#### [Problem]
Please copy the lines below word for word, leaving the pictures out of your answer.

#### [Material for this task]
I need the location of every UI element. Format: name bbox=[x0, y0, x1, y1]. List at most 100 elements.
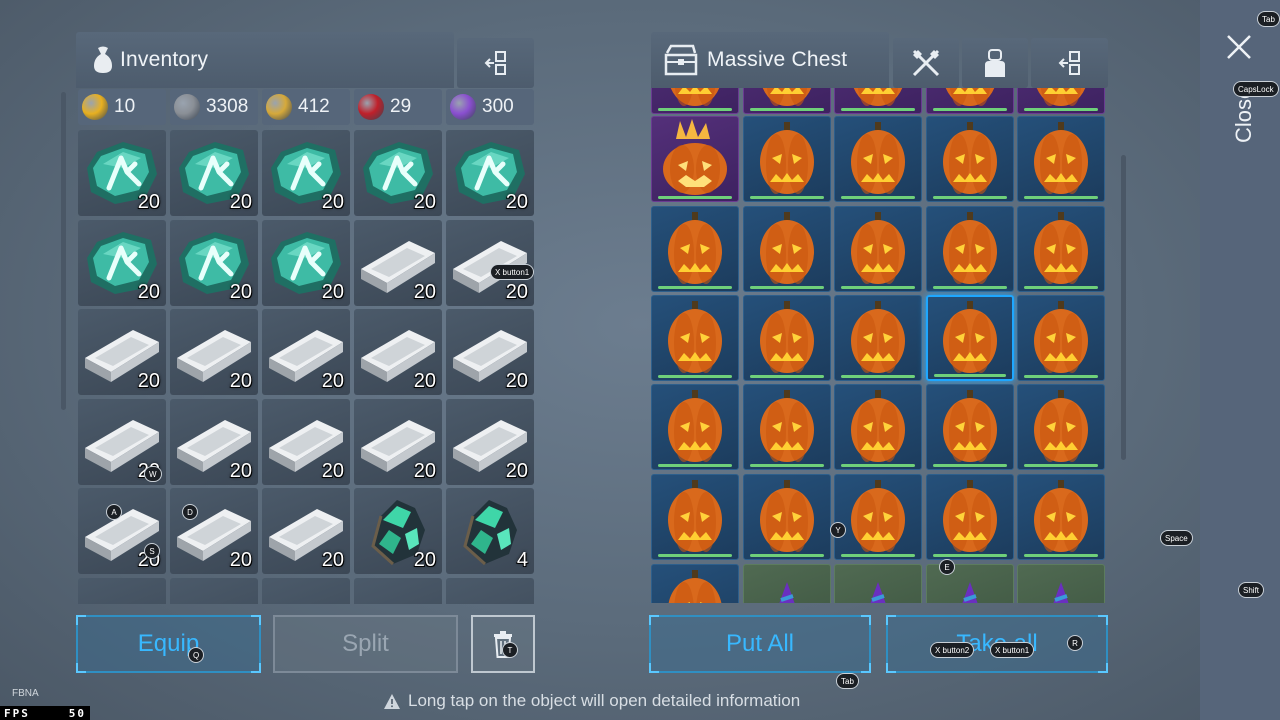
item-slot[interactable] bbox=[925, 206, 1014, 292]
inventory-sort-button[interactable] bbox=[457, 38, 534, 88]
item-slot[interactable]: 20 bbox=[170, 488, 258, 574]
item-slot[interactable]: 20 bbox=[262, 219, 350, 306]
item-slot[interactable] bbox=[1017, 116, 1105, 202]
durability-bar bbox=[749, 375, 824, 378]
item-slot[interactable] bbox=[834, 384, 922, 470]
item-count: 4 bbox=[516, 549, 528, 571]
split-button[interactable]: Split bbox=[273, 615, 458, 673]
item-slot[interactable]: 20 bbox=[354, 219, 442, 306]
item-slot[interactable] bbox=[742, 474, 831, 560]
item-slot[interactable] bbox=[1017, 564, 1105, 603]
item-slot[interactable]: 20 bbox=[170, 130, 258, 216]
item-slot[interactable] bbox=[742, 384, 831, 470]
item-slot[interactable] bbox=[1017, 295, 1105, 381]
chest-dismantle-button[interactable] bbox=[893, 38, 959, 88]
item-slot[interactable] bbox=[742, 564, 831, 603]
item-slot[interactable]: 20 bbox=[78, 309, 166, 395]
empty-slot[interactable] bbox=[78, 577, 166, 604]
chest-scrollbar[interactable] bbox=[1121, 155, 1126, 460]
item-slot[interactable]: 20 bbox=[354, 130, 442, 216]
item-slot[interactable] bbox=[834, 206, 922, 292]
item-slot[interactable]: 20 bbox=[446, 130, 534, 216]
pumpkin-icon bbox=[928, 297, 1012, 379]
item-slot[interactable]: 20 bbox=[78, 488, 166, 574]
pumpkin-icon bbox=[927, 385, 1013, 469]
inventory-scrollbar[interactable] bbox=[61, 92, 66, 410]
item-slot[interactable]: 20 bbox=[262, 130, 350, 216]
item-slot[interactable] bbox=[1017, 88, 1105, 114]
item-slot[interactable] bbox=[1017, 384, 1105, 470]
item-slot[interactable]: 20 bbox=[262, 488, 350, 574]
currency-item: 300 bbox=[446, 89, 534, 125]
item-slot[interactable] bbox=[1017, 474, 1105, 560]
red-emblem-icon bbox=[358, 94, 384, 120]
item-slot[interactable] bbox=[925, 295, 1014, 381]
item-slot[interactable] bbox=[834, 295, 922, 381]
item-slot[interactable] bbox=[742, 295, 831, 381]
hand-lock-icon bbox=[985, 49, 1005, 77]
crossed-tools-icon bbox=[912, 49, 940, 77]
pumpkin-icon bbox=[652, 385, 738, 469]
item-count: 20 bbox=[505, 191, 528, 213]
item-slot[interactable] bbox=[651, 116, 739, 202]
item-count: 20 bbox=[229, 549, 252, 571]
item-slot[interactable]: 20 bbox=[446, 219, 534, 306]
item-slot[interactable]: 20 bbox=[446, 309, 534, 395]
item-slot[interactable]: 20 bbox=[170, 309, 258, 395]
item-slot[interactable]: 20 bbox=[354, 309, 442, 395]
durability-bar bbox=[841, 286, 915, 289]
item-slot[interactable] bbox=[925, 474, 1014, 560]
item-slot[interactable]: 20 bbox=[262, 309, 350, 395]
chest-transfer-button[interactable] bbox=[1031, 38, 1108, 88]
item-slot[interactable]: 20 bbox=[170, 219, 258, 306]
empty-slot[interactable] bbox=[446, 577, 534, 604]
pumpkin-icon bbox=[927, 207, 1013, 291]
item-count: 20 bbox=[413, 191, 436, 213]
equip-button[interactable]: Equip bbox=[76, 615, 261, 673]
item-slot[interactable]: 20 bbox=[78, 130, 166, 216]
item-slot[interactable] bbox=[742, 116, 831, 202]
item-slot[interactable] bbox=[651, 384, 739, 470]
item-count: 20 bbox=[321, 370, 344, 392]
item-slot[interactable]: 20 bbox=[262, 398, 350, 485]
item-slot[interactable] bbox=[651, 474, 739, 560]
item-slot[interactable] bbox=[834, 116, 922, 202]
close-button[interactable] bbox=[1222, 30, 1256, 64]
crystal-icon bbox=[450, 94, 476, 120]
empty-slot[interactable] bbox=[354, 577, 442, 604]
key-hint-capslock: CapsLock bbox=[1233, 81, 1279, 97]
item-slot[interactable] bbox=[925, 88, 1014, 114]
item-slot[interactable] bbox=[651, 564, 739, 603]
currency-value: 412 bbox=[298, 96, 330, 117]
item-slot[interactable] bbox=[742, 206, 831, 292]
item-slot[interactable] bbox=[925, 116, 1014, 202]
empty-slot[interactable] bbox=[170, 577, 258, 604]
key-hint-e: E bbox=[939, 559, 955, 575]
item-slot[interactable]: 20 bbox=[354, 488, 442, 574]
item-slot[interactable] bbox=[834, 88, 922, 114]
pumpkin-icon bbox=[652, 565, 738, 603]
item-slot[interactable]: 20 bbox=[78, 219, 166, 306]
item-count: 20 bbox=[505, 459, 528, 482]
empty-slot[interactable] bbox=[262, 577, 350, 604]
item-slot[interactable]: 20 bbox=[446, 398, 534, 485]
item-slot[interactable]: 4 bbox=[446, 488, 534, 574]
item-slot[interactable] bbox=[742, 88, 831, 114]
put-all-button[interactable]: Put All bbox=[649, 615, 871, 673]
item-slot[interactable] bbox=[651, 88, 739, 114]
key-hint-xbutton1: X button1 bbox=[990, 642, 1035, 658]
key-hint-xbutton1-inv: X button1 bbox=[490, 264, 535, 280]
item-slot[interactable]: 20 bbox=[170, 398, 258, 485]
item-slot[interactable]: 20 bbox=[354, 398, 442, 485]
item-slot[interactable] bbox=[1017, 206, 1105, 292]
currency-item: 29 bbox=[354, 89, 442, 125]
fps-label: FPS bbox=[4, 706, 30, 720]
item-slot[interactable] bbox=[925, 384, 1014, 470]
item-slot[interactable] bbox=[834, 474, 922, 560]
item-slot[interactable] bbox=[834, 564, 922, 603]
key-hint-xbutton2: X button2 bbox=[930, 642, 975, 658]
chest-lock-button[interactable] bbox=[962, 38, 1028, 88]
item-slot[interactable] bbox=[651, 206, 739, 292]
item-slot[interactable] bbox=[651, 295, 739, 381]
button-corner bbox=[861, 663, 871, 673]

#### [The solution]
I need the location of every UI element. Format: name bbox=[x0, y0, x1, y1]. List at most 100 elements.
item-slot[interactable] bbox=[925, 206, 1014, 292]
inventory-sort-button[interactable] bbox=[457, 38, 534, 88]
item-slot[interactable]: 20 bbox=[170, 488, 258, 574]
item-slot[interactable]: 20 bbox=[262, 219, 350, 306]
item-slot[interactable] bbox=[1017, 116, 1105, 202]
durability-bar bbox=[749, 375, 824, 378]
item-slot[interactable] bbox=[834, 384, 922, 470]
item-count: 4 bbox=[516, 549, 528, 571]
split-button[interactable]: Split bbox=[273, 615, 458, 673]
item-slot[interactable]: 20 bbox=[354, 219, 442, 306]
item-slot[interactable] bbox=[742, 474, 831, 560]
item-slot[interactable] bbox=[1017, 564, 1105, 603]
item-slot[interactable]: 20 bbox=[170, 130, 258, 216]
item-slot[interactable] bbox=[742, 384, 831, 470]
item-slot[interactable] bbox=[1017, 295, 1105, 381]
chest-dismantle-button[interactable] bbox=[893, 38, 959, 88]
item-slot[interactable] bbox=[742, 564, 831, 603]
item-slot[interactable]: 20 bbox=[78, 309, 166, 395]
empty-slot[interactable] bbox=[78, 577, 166, 604]
chest-scrollbar[interactable] bbox=[1121, 155, 1126, 460]
item-slot[interactable]: 20 bbox=[354, 130, 442, 216]
item-slot[interactable] bbox=[834, 206, 922, 292]
item-slot[interactable]: 20 bbox=[446, 130, 534, 216]
pumpkin-icon bbox=[928, 297, 1012, 379]
item-slot[interactable]: 20 bbox=[78, 488, 166, 574]
pumpkin-icon bbox=[927, 385, 1013, 469]
inventory-scrollbar[interactable] bbox=[61, 92, 66, 410]
item-slot[interactable]: 20 bbox=[262, 130, 350, 216]
item-slot[interactable] bbox=[1017, 88, 1105, 114]
item-slot[interactable] bbox=[1017, 384, 1105, 470]
item-slot[interactable]: 20 bbox=[262, 488, 350, 574]
currency-item: 300 bbox=[446, 89, 534, 125]
item-slot[interactable] bbox=[1017, 474, 1105, 560]
red-emblem-icon bbox=[358, 94, 384, 120]
item-slot[interactable] bbox=[925, 295, 1014, 381]
item-slot[interactable] bbox=[834, 295, 922, 381]
item-slot[interactable] bbox=[742, 295, 831, 381]
hand-lock-icon bbox=[985, 49, 1005, 77]
crossed-tools-icon bbox=[912, 49, 940, 77]
pumpkin-icon bbox=[652, 385, 738, 469]
item-count: 20 bbox=[505, 191, 528, 213]
item-slot[interactable] bbox=[651, 116, 739, 202]
item-count: 20 bbox=[229, 549, 252, 571]
item-slot[interactable]: 20 bbox=[446, 219, 534, 306]
item-slot[interactable]: 20 bbox=[446, 309, 534, 395]
item-slot[interactable]: 20 bbox=[170, 309, 258, 395]
item-slot[interactable]: 20 bbox=[354, 309, 442, 395]
durability-bar bbox=[841, 286, 915, 289]
item-slot[interactable] bbox=[925, 474, 1014, 560]
item-slot[interactable]: 20 bbox=[262, 309, 350, 395]
chest-transfer-button[interactable] bbox=[1031, 38, 1108, 88]
item-slot[interactable]: 20 bbox=[170, 219, 258, 306]
empty-slot[interactable] bbox=[446, 577, 534, 604]
pumpkin-icon bbox=[927, 207, 1013, 291]
item-count: 20 bbox=[413, 191, 436, 213]
equip-button[interactable]: Equip bbox=[76, 615, 261, 673]
item-slot[interactable]: 20 bbox=[78, 130, 166, 216]
item-slot[interactable] bbox=[742, 116, 831, 202]
item-slot[interactable] bbox=[651, 384, 739, 470]
item-count: 20 bbox=[321, 370, 344, 392]
item-slot[interactable]: 20 bbox=[262, 398, 350, 485]
item-slot[interactable] bbox=[651, 474, 739, 560]
item-slot[interactable] bbox=[834, 116, 922, 202]
close-button[interactable] bbox=[1222, 30, 1256, 64]
crystal-icon bbox=[450, 94, 476, 120]
empty-slot[interactable] bbox=[354, 577, 442, 604]
key-hint-capslock: CapsLock bbox=[1233, 81, 1279, 97]
item-slot[interactable] bbox=[925, 88, 1014, 114]
item-slot[interactable] bbox=[651, 564, 739, 603]
currency-value: 412 bbox=[298, 96, 330, 117]
item-slot[interactable] bbox=[742, 206, 831, 292]
item-slot[interactable] bbox=[925, 116, 1014, 202]
empty-slot[interactable] bbox=[170, 577, 258, 604]
key-hint-e: E bbox=[939, 559, 955, 575]
item-slot[interactable]: 20 bbox=[354, 488, 442, 574]
item-slot[interactable] bbox=[834, 88, 922, 114]
pumpkin-icon bbox=[652, 565, 738, 603]
item-slot[interactable]: 20 bbox=[78, 219, 166, 306]
item-count: 20 bbox=[505, 459, 528, 482]
empty-slot[interactable] bbox=[262, 577, 350, 604]
item-slot[interactable]: 20 bbox=[446, 398, 534, 485]
item-slot[interactable]: 4 bbox=[446, 488, 534, 574]
item-slot[interactable] bbox=[742, 88, 831, 114]
put-all-button[interactable]: Put All bbox=[649, 615, 871, 673]
item-slot[interactable] bbox=[651, 88, 739, 114]
key-hint-xbutton1: X button1 bbox=[990, 642, 1035, 658]
key-hint-xbutton1-inv: X button1 bbox=[490, 264, 535, 280]
item-slot[interactable]: 20 bbox=[170, 398, 258, 485]
item-slot[interactable]: 20 bbox=[354, 398, 442, 485]
item-slot[interactable] bbox=[1017, 206, 1105, 292]
currency-item: 29 bbox=[354, 89, 442, 125]
fps-label: FPS bbox=[4, 706, 30, 720]
item-slot[interactable] bbox=[925, 384, 1014, 470]
item-slot[interactable] bbox=[834, 474, 922, 560]
item-slot[interactable] bbox=[834, 564, 922, 603]
key-hint-xbutton2: X button2 bbox=[930, 642, 975, 658]
chest-lock-button[interactable] bbox=[962, 38, 1028, 88]
item-slot[interactable] bbox=[651, 206, 739, 292]
item-slot[interactable] bbox=[651, 295, 739, 381]
button-corner bbox=[861, 663, 871, 673]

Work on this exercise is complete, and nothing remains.